Your goal
The entries below should be quoted exactly, with no pictures carried over.

#### Recorded data

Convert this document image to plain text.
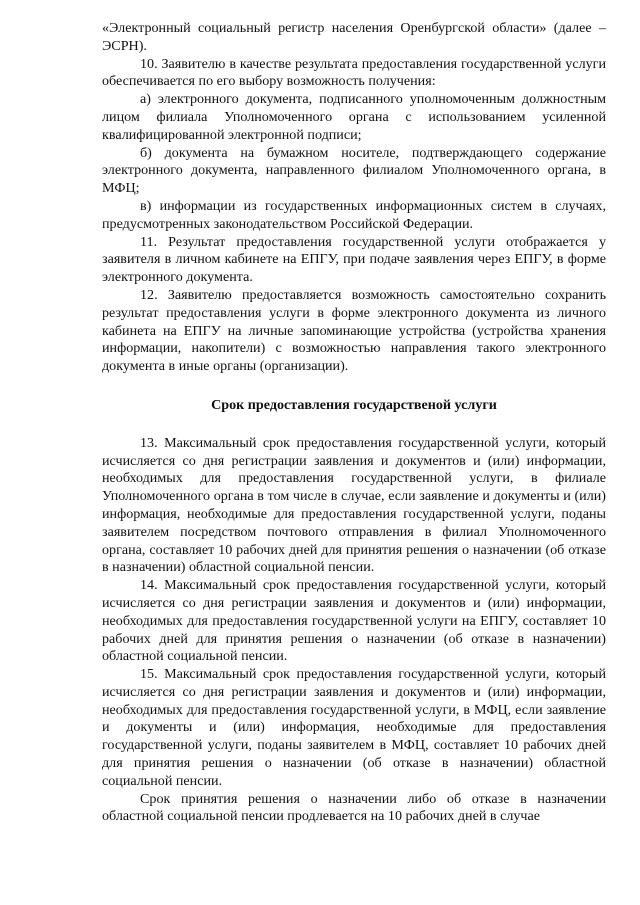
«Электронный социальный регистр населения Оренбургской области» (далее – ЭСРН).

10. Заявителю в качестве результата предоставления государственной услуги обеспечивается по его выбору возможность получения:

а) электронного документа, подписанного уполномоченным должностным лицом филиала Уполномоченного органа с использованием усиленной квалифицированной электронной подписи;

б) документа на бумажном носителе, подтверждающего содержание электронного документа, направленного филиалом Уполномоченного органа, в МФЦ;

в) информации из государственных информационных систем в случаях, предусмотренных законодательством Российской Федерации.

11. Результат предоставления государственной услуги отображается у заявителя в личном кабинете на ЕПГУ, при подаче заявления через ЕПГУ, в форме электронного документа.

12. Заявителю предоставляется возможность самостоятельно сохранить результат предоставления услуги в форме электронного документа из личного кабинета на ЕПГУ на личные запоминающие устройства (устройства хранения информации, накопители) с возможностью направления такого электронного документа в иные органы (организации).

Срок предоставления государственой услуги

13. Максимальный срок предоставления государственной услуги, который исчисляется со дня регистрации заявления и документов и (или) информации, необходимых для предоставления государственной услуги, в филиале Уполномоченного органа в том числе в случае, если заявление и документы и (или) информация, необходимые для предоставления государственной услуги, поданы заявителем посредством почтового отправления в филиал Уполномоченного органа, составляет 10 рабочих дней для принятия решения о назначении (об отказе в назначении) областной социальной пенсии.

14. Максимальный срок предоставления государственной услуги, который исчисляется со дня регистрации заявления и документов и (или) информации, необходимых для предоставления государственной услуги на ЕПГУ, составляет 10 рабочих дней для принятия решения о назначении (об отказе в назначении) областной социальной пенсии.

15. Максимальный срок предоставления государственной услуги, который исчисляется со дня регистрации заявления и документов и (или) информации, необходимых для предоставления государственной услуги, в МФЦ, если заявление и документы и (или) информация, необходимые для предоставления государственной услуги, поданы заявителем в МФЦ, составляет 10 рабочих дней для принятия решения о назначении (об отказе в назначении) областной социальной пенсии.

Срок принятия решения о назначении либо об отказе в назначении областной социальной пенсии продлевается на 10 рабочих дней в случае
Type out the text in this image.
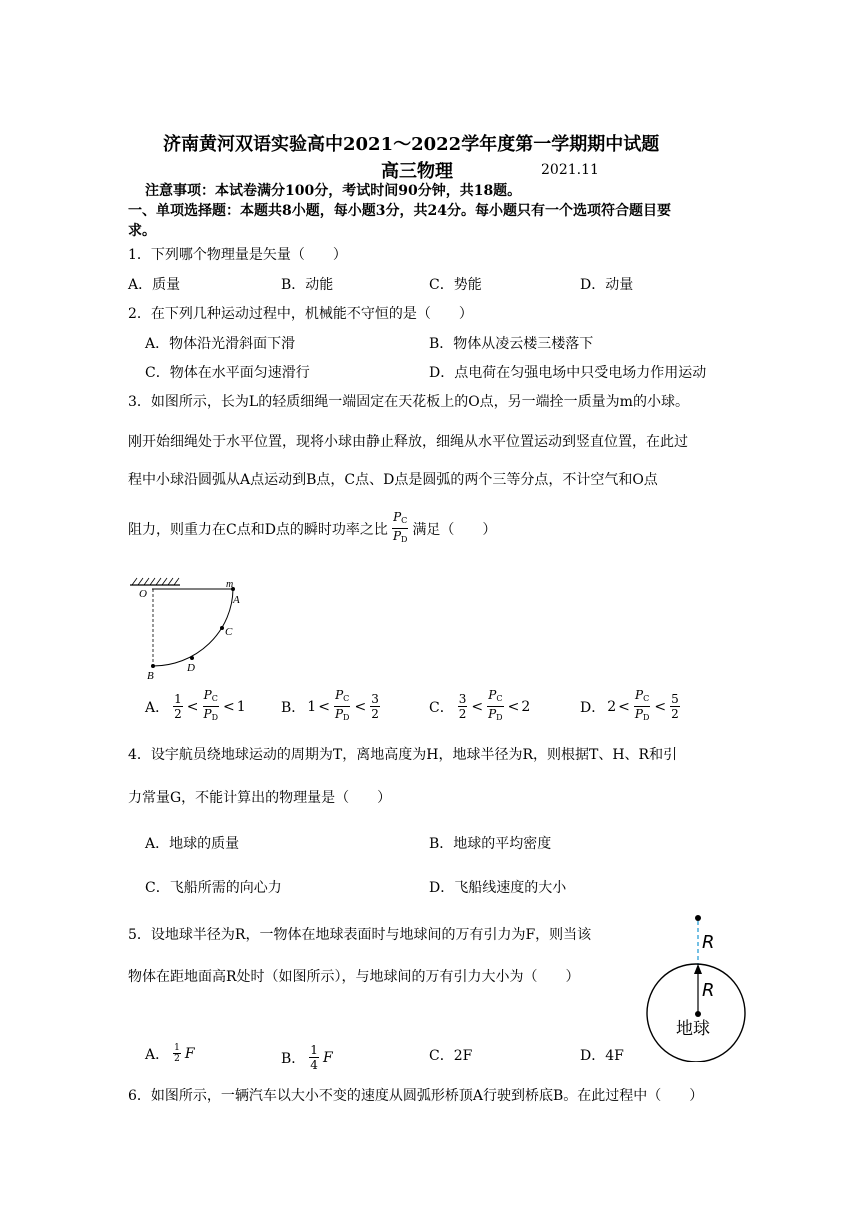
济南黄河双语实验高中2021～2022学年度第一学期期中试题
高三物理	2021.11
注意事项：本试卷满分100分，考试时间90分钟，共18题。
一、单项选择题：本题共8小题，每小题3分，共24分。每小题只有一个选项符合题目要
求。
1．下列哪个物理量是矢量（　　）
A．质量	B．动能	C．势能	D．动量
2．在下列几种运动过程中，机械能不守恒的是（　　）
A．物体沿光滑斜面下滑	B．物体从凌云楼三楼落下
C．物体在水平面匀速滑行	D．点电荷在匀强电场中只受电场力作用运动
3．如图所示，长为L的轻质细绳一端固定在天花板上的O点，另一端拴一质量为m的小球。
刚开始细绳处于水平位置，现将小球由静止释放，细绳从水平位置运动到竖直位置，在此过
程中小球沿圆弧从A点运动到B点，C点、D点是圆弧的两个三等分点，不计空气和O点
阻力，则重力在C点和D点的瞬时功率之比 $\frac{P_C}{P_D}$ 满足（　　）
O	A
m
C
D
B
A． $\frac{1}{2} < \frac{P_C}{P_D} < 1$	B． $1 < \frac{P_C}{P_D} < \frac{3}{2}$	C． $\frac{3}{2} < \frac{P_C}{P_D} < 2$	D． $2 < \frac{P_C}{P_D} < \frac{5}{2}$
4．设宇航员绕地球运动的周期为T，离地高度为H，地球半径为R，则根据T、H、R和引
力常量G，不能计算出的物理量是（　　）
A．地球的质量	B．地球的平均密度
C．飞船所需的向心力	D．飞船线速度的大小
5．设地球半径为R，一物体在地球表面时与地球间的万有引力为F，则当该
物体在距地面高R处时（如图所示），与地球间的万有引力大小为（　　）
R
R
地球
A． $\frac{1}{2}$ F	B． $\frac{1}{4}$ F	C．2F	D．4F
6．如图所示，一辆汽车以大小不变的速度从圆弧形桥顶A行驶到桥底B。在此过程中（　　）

########

Written answer
Convert this document image to plain text.
«Электронный социальный регистр населения Оренбургской области» (далее – ЭСРН).

10. Заявителю в качестве результата предоставления государственной услуги обеспечивается по его выбору возможность получения:

а) электронного документа, подписанного уполномоченным должностным лицом филиала Уполномоченного органа с использованием усиленной квалифицированной электронной подписи;

б) документа на бумажном носителе, подтверждающего содержание электронного документа, направленного филиалом Уполномоченного органа, в МФЦ;

в) информации из государственных информационных систем в случаях, предусмотренных законодательством Российской Федерации.

11. Результат предоставления государственной услуги отображается у заявителя в личном кабинете на ЕПГУ, при подаче заявления через ЕПГУ, в форме электронного документа.

12. Заявителю предоставляется возможность самостоятельно сохранить результат предоставления услуги в форме электронного документа из личного кабинета на ЕПГУ на личные запоминающие устройства (устройства хранения информации, накопители) с возможностью направления такого электронного документа в иные органы (организации).

Срок предоставления государственой услуги

13. Максимальный срок предоставления государственной услуги, который исчисляется со дня регистрации заявления и документов и (или) информации, необходимых для предоставления государственной услуги, в филиале Уполномоченного органа в том числе в случае, если заявление и документы и (или) информация, необходимые для предоставления государственной услуги, поданы заявителем посредством почтового отправления в филиал Уполномоченного органа, составляет 10 рабочих дней для принятия решения о назначении (об отказе в назначении) областной социальной пенсии.

14. Максимальный срок предоставления государственной услуги, который исчисляется со дня регистрации заявления и документов и (или) информации, необходимых для предоставления государственной услуги на ЕПГУ, составляет 10 рабочих дней для принятия решения о назначении (об отказе в назначении) областной социальной пенсии.

15. Максимальный срок предоставления государственной услуги, который исчисляется со дня регистрации заявления и документов и (или) информации, необходимых для предоставления государственной услуги, в МФЦ, если заявление и документы и (или) информация, необходимые для предоставления государственной услуги, поданы заявителем в МФЦ, составляет 10 рабочих дней для принятия решения о назначении (об отказе в назначении) областной социальной пенсии.

Срок принятия решения о назначении либо об отказе в назначении областной социальной пенсии продлевается на 10 рабочих дней в случае
Type out the text in this image.
济南黄河双语实验高中2021～2022学年度第一学期期中试题
高三物理	2021.11
注意事项：本试卷满分100分，考试时间90分钟，共18题。
一、单项选择题：本题共8小题，每小题3分，共24分。每小题只有一个选项符合题目要
求。
1．下列哪个物理量是矢量（　　）
A．质量	B．动能	C．势能	D．动量
2．在下列几种运动过程中，机械能不守恒的是（　　）
A．物体沿光滑斜面下滑	B．物体从凌云楼三楼落下
C．物体在水平面匀速滑行	D．点电荷在匀强电场中只受电场力作用运动
3．如图所示，长为L的轻质细绳一端固定在天花板上的O点，另一端拴一质量为m的小球。
刚开始细绳处于水平位置，现将小球由静止释放，细绳从水平位置运动到竖直位置，在此过
程中小球沿圆弧从A点运动到B点，C点、D点是圆弧的两个三等分点，不计空气和O点
阻力，则重力在C点和D点的瞬时功率之比 $\frac{P_C}{P_D}$ 满足（　　）
O	A
m
C
D
B
A． $\frac{1}{2} < \frac{P_C}{P_D} < 1$	B． $1 < \frac{P_C}{P_D} < \frac{3}{2}$	C． $\frac{3}{2} < \frac{P_C}{P_D} < 2$	D． $2 < \frac{P_C}{P_D} < \frac{5}{2}$
4．设宇航员绕地球运动的周期为T，离地高度为H，地球半径为R，则根据T、H、R和引
力常量G，不能计算出的物理量是（　　）
A．地球的质量	B．地球的平均密度
C．飞船所需的向心力	D．飞船线速度的大小
5．设地球半径为R，一物体在地球表面时与地球间的万有引力为F，则当该
物体在距地面高R处时（如图所示），与地球间的万有引力大小为（　　）
R
R
地球
A． $\frac{1}{2}$ F	B． $\frac{1}{4}$ F	C．2F	D．4F
6．如图所示，一辆汽车以大小不变的速度从圆弧形桥顶A行驶到桥底B。在此过程中（　　）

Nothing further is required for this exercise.